- **INSTRUCCIONES**
Filtra el material de abajo y copia cada línea que contenga la palabra "this". Distingue entre mayúsculas y minúsculas.

Entradas del conjunto de datos de diseño:
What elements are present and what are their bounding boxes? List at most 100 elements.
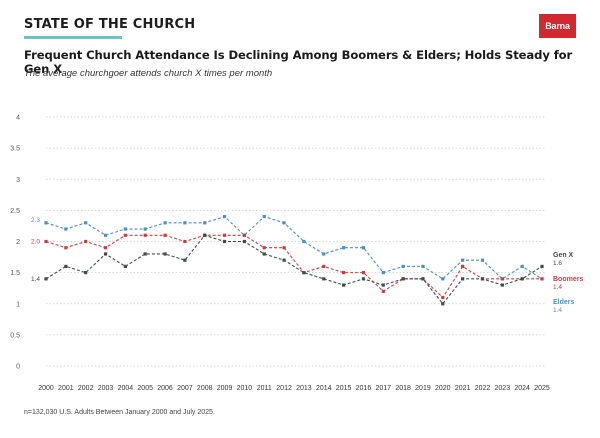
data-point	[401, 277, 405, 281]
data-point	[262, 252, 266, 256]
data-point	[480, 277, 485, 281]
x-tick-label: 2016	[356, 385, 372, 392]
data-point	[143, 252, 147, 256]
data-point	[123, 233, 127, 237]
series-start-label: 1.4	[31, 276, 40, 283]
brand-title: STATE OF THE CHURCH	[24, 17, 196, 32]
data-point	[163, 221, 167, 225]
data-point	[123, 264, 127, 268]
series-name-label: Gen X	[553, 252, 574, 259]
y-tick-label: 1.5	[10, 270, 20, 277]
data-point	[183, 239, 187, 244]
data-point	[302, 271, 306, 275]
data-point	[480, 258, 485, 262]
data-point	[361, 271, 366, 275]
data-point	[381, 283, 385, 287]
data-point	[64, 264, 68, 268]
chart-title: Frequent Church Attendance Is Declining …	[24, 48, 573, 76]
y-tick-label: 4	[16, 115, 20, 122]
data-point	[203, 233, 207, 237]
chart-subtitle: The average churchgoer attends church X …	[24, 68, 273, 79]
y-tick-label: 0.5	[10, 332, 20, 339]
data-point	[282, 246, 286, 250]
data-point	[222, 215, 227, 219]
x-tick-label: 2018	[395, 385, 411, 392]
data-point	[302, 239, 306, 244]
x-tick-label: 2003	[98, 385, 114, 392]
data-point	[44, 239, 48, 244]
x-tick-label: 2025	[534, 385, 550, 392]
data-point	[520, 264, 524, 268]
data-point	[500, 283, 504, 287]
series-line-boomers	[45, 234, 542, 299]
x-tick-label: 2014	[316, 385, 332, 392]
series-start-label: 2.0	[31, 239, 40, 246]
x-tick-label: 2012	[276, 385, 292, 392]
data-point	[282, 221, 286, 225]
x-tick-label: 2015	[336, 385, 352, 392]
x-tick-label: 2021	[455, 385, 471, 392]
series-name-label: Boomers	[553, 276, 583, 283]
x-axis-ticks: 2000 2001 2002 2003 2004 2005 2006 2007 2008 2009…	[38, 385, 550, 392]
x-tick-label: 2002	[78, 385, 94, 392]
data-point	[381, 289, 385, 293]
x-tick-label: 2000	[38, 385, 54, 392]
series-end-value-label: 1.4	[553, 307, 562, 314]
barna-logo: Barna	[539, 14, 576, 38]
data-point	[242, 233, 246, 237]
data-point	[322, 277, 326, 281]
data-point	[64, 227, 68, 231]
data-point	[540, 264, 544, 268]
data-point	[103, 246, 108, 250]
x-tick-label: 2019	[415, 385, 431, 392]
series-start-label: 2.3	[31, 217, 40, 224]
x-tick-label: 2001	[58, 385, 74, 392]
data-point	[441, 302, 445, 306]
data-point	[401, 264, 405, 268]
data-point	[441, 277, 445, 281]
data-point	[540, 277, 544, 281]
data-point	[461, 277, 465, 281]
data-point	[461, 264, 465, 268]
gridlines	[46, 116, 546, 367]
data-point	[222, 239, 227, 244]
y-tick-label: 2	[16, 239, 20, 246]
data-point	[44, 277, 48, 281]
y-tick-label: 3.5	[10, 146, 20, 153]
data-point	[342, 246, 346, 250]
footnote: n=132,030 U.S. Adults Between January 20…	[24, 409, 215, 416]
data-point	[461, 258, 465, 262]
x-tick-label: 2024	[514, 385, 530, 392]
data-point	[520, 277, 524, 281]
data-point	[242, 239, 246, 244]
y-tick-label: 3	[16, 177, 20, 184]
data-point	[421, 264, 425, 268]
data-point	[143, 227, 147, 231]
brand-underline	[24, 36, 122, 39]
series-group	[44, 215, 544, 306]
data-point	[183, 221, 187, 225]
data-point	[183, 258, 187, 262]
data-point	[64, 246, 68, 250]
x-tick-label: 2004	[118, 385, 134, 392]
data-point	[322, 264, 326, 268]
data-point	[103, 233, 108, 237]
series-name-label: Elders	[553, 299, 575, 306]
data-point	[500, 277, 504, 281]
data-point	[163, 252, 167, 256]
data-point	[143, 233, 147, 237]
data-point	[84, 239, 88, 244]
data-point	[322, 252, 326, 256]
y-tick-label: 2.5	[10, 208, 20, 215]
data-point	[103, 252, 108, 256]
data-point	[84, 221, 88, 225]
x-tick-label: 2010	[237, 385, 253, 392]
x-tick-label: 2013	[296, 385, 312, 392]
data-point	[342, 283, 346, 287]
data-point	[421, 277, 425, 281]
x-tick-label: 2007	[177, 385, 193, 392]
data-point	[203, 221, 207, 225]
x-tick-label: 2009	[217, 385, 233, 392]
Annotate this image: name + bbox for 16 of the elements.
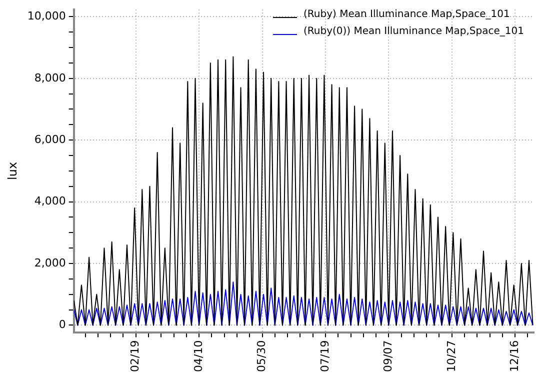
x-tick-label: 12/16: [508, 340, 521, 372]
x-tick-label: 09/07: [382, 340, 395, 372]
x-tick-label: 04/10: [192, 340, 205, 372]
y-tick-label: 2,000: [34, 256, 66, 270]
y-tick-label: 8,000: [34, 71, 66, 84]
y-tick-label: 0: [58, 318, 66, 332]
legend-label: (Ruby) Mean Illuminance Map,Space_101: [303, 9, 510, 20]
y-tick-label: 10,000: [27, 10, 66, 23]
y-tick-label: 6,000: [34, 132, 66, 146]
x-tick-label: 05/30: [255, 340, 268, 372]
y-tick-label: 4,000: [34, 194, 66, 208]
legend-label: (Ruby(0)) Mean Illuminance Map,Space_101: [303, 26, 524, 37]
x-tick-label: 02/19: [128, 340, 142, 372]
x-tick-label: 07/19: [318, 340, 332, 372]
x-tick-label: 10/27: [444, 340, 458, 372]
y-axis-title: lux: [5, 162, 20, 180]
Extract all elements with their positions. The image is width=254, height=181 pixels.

...

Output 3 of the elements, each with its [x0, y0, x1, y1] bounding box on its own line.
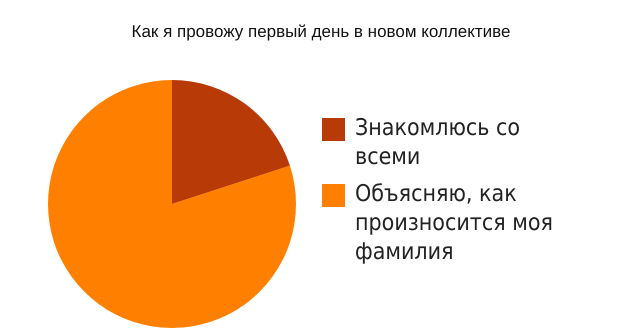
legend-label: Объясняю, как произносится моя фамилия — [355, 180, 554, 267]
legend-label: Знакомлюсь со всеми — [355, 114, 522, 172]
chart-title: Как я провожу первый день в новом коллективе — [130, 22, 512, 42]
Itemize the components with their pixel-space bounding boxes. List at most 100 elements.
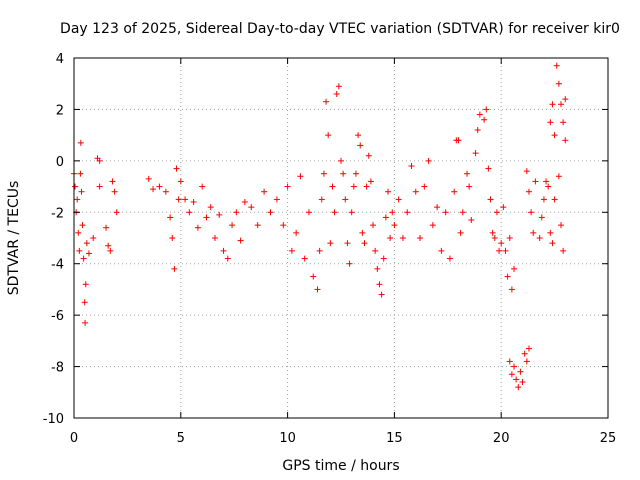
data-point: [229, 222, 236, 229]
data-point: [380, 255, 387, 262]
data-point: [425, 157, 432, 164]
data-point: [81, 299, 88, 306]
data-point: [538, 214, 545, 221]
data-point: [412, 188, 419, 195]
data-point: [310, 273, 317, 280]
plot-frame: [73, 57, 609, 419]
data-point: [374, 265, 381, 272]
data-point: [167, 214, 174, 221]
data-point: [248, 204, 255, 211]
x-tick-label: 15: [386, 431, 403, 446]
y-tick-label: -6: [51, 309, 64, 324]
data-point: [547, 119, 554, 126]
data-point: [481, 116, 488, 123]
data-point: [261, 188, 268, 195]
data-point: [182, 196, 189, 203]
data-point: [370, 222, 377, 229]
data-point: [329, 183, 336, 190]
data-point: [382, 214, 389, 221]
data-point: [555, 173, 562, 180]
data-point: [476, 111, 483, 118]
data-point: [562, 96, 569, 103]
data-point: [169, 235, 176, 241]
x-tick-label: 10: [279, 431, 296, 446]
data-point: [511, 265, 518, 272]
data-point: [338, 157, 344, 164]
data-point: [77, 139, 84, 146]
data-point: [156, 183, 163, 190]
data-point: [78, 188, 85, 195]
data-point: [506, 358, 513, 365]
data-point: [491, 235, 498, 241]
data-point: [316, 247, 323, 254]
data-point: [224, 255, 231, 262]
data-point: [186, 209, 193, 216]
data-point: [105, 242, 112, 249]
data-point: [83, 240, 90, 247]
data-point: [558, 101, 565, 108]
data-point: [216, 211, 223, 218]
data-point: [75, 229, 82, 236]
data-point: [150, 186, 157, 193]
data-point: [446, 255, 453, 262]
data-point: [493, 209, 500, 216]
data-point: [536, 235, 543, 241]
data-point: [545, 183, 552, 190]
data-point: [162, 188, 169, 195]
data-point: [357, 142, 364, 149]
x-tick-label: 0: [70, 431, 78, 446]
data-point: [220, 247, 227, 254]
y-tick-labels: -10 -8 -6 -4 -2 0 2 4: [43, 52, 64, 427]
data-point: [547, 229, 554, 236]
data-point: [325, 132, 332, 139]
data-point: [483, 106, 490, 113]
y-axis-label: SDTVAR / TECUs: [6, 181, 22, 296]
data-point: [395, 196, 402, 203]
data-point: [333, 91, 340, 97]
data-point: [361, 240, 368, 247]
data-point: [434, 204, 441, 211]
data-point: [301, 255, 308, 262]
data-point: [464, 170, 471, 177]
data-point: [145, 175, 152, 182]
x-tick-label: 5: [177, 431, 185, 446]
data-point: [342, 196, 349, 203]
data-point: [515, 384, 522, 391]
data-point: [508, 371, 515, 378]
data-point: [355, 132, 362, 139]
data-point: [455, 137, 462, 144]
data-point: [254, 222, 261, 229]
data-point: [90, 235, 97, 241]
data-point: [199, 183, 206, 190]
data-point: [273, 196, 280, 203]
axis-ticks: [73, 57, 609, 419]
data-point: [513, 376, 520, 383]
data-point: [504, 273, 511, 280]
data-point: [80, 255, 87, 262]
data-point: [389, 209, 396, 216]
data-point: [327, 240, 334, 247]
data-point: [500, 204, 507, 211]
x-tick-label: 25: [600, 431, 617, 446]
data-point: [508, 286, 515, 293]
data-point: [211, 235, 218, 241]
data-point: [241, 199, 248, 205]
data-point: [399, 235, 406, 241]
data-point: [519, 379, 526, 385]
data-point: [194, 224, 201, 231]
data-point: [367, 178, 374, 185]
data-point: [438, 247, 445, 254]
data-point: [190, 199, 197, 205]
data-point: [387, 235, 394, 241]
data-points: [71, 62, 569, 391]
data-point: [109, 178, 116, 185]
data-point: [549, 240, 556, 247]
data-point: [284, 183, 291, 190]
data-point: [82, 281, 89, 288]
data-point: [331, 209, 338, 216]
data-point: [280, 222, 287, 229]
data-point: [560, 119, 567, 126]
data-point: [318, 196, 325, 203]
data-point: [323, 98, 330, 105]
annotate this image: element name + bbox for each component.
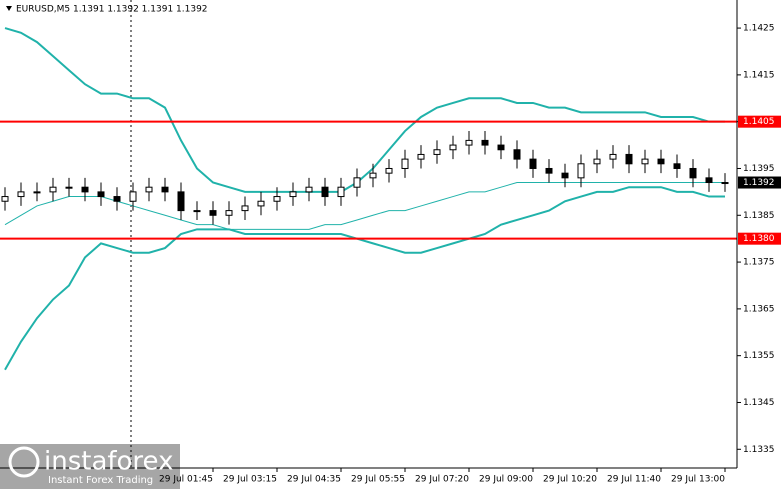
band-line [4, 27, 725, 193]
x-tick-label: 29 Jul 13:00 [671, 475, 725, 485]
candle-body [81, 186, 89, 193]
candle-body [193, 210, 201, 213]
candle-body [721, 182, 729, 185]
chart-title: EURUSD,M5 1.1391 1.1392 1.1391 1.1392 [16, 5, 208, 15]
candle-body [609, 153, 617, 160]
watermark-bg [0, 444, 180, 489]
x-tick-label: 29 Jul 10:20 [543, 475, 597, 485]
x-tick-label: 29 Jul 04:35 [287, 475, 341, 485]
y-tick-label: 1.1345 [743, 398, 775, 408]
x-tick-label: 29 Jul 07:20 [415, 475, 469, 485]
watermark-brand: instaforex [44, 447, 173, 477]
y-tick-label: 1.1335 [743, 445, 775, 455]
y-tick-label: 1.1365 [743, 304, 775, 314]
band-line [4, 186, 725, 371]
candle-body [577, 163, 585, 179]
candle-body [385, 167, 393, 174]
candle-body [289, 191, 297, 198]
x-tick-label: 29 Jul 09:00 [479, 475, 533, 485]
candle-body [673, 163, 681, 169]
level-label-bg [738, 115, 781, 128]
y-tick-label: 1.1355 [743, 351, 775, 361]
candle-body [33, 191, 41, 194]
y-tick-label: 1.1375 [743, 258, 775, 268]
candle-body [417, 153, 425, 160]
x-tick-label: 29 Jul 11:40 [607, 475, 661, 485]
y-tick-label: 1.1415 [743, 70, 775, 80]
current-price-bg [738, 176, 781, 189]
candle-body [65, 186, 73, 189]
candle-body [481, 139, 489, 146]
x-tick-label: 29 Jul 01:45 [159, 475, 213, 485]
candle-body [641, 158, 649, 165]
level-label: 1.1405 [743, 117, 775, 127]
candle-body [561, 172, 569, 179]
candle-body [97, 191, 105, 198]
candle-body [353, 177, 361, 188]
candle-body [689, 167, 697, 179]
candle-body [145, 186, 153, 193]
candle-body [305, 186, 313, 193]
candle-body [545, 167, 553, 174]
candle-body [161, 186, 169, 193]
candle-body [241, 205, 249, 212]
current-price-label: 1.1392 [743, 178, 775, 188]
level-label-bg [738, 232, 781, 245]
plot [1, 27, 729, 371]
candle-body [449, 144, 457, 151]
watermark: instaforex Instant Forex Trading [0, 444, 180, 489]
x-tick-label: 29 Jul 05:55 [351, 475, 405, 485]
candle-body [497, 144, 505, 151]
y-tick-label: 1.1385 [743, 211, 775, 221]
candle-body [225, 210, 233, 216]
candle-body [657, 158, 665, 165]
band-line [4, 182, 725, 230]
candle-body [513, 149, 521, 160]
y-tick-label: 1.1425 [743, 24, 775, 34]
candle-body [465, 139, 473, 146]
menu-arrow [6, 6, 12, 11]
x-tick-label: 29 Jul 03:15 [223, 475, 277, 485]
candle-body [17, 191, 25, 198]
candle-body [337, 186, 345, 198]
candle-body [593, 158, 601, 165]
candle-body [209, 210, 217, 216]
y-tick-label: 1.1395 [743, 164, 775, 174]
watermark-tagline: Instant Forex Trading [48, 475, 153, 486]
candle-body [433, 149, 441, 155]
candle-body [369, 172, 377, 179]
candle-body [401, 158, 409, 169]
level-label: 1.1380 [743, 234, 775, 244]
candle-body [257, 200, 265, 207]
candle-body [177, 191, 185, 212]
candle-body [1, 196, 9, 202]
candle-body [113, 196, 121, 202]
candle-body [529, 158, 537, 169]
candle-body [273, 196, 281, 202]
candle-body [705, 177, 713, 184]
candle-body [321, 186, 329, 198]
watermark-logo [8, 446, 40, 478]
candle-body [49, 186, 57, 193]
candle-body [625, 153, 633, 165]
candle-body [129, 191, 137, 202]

...

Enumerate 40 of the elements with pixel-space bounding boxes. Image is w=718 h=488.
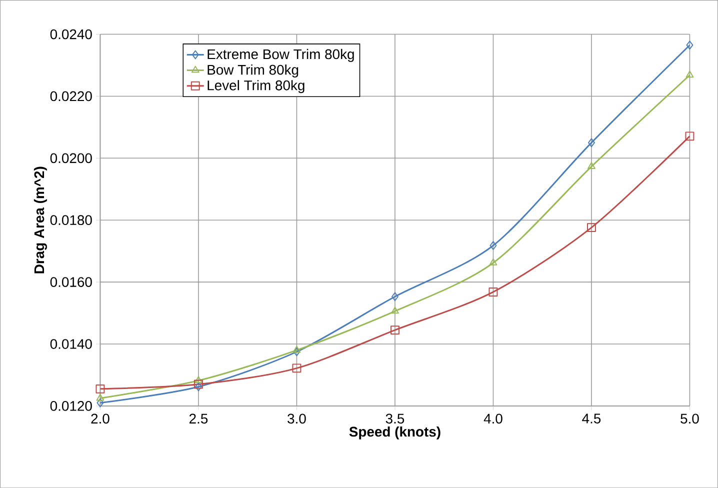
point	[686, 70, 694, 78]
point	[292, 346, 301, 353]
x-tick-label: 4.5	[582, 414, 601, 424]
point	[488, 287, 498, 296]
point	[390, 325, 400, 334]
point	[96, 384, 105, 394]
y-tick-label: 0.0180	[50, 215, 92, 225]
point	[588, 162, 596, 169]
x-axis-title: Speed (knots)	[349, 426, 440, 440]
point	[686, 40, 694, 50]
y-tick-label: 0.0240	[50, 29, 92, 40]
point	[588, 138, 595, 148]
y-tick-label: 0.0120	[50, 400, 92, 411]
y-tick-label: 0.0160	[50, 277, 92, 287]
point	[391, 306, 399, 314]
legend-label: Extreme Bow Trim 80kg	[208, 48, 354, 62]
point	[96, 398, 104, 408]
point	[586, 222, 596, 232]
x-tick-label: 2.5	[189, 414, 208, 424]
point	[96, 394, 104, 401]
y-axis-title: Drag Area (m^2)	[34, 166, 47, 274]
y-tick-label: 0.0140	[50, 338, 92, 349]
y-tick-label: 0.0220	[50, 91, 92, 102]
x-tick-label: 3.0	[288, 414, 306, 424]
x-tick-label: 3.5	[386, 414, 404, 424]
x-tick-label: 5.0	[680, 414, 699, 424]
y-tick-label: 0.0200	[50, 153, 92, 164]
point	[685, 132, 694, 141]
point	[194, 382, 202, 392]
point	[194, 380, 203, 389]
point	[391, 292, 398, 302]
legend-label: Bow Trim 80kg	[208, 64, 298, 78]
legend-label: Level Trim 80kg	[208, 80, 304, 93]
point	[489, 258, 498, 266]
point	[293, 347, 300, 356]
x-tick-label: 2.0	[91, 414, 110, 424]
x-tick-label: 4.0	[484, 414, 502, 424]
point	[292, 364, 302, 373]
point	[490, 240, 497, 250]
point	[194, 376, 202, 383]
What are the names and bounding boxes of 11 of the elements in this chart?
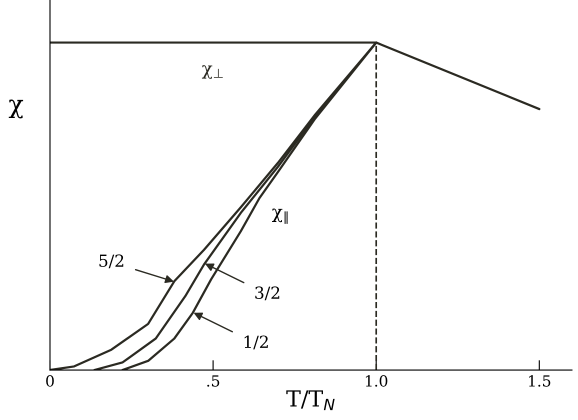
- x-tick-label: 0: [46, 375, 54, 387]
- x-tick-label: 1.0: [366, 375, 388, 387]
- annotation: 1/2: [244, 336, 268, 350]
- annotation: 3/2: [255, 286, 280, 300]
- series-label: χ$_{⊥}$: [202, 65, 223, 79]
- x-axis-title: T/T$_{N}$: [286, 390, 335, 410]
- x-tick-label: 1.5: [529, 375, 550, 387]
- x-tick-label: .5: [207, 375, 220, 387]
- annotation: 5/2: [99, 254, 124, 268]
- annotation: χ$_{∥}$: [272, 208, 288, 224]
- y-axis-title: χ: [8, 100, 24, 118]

- **RESULTADO FINAL**
Annotate this image: name + bbox for 16 of the elements.
annotate this image: element name + bbox for each component.
What are the names and bounding boxes of 11 of the elements in this chart?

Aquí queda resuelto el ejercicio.